_EXERCISE GOAL_: Find each line in the items below that contains the string "frame", matching case exactly, and copy those lines out in full.

_Raw records_:
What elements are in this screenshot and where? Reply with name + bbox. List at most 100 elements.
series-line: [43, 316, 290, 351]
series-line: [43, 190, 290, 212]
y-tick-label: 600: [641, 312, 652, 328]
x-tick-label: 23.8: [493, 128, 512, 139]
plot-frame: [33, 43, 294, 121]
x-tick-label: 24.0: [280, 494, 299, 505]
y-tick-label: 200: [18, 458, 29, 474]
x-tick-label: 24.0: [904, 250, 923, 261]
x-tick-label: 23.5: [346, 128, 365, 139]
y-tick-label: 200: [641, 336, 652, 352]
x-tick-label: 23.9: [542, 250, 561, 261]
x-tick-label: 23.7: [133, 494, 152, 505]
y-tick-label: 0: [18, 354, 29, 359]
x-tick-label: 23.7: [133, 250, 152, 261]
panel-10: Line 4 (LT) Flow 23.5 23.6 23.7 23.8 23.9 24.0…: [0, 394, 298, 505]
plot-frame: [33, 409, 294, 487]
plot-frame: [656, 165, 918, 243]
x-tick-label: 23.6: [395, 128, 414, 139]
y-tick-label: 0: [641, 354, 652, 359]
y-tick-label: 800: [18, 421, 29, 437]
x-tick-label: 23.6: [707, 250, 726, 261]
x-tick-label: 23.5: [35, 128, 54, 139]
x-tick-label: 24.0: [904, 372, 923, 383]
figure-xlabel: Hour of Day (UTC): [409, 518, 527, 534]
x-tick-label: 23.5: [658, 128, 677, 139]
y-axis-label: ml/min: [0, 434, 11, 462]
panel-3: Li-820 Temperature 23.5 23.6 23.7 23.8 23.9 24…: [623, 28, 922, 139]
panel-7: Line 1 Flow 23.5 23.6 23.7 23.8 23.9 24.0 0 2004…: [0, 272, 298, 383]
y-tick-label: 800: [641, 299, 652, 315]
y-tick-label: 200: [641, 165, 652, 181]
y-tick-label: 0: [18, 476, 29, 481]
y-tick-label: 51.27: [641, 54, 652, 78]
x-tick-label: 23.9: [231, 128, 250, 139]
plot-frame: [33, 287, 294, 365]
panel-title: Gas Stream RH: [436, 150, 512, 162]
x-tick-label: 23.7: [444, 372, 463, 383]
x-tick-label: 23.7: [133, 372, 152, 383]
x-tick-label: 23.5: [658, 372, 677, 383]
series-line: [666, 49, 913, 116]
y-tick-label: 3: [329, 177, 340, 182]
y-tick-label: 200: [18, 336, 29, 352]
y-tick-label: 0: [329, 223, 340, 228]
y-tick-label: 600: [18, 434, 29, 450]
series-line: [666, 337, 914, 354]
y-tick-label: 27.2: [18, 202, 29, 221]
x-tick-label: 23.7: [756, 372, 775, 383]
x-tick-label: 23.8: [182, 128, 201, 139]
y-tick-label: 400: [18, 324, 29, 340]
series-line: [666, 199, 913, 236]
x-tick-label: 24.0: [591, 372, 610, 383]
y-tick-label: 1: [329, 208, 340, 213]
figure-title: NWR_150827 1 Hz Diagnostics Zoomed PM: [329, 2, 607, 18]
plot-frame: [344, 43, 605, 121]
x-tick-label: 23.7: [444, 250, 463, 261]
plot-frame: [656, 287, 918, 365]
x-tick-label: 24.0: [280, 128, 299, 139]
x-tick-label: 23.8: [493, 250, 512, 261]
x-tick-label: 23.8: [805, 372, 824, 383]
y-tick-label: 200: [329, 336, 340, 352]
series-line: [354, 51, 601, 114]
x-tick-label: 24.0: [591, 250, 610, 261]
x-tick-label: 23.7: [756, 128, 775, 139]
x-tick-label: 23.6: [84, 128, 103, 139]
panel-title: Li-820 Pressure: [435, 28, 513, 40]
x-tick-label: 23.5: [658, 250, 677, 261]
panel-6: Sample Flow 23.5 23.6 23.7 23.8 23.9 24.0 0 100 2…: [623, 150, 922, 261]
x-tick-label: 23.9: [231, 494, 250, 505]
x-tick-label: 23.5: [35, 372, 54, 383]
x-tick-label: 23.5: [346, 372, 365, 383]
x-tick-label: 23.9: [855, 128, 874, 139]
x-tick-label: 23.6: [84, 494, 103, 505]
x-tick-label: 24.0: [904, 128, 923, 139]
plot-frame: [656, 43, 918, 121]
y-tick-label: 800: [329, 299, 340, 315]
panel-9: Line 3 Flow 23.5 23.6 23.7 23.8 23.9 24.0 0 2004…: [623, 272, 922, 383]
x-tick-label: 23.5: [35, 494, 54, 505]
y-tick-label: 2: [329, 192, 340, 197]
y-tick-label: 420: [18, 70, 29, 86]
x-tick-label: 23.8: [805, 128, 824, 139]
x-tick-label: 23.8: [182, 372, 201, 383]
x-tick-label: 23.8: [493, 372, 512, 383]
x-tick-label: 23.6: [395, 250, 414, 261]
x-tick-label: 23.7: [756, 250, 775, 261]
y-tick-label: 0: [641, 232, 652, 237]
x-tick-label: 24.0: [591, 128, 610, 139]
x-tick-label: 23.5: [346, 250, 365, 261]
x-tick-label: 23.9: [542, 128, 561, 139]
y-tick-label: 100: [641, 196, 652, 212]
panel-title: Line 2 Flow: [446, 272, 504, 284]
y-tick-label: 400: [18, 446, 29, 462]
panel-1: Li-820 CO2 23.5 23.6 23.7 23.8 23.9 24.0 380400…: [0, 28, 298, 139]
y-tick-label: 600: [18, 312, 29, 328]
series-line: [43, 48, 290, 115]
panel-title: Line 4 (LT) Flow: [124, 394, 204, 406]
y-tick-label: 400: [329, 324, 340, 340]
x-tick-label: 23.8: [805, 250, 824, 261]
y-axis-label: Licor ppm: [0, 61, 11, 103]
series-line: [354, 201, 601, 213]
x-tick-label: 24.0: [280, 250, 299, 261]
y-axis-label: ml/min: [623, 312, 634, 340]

_TASK RESULT_:
plot-frame: [33, 43, 294, 121]
plot-frame: [33, 409, 294, 487]
plot-frame: [656, 165, 918, 243]
plot-frame: [33, 287, 294, 365]
plot-frame: [344, 43, 605, 121]
plot-frame: [656, 287, 918, 365]
plot-frame: [656, 43, 918, 121]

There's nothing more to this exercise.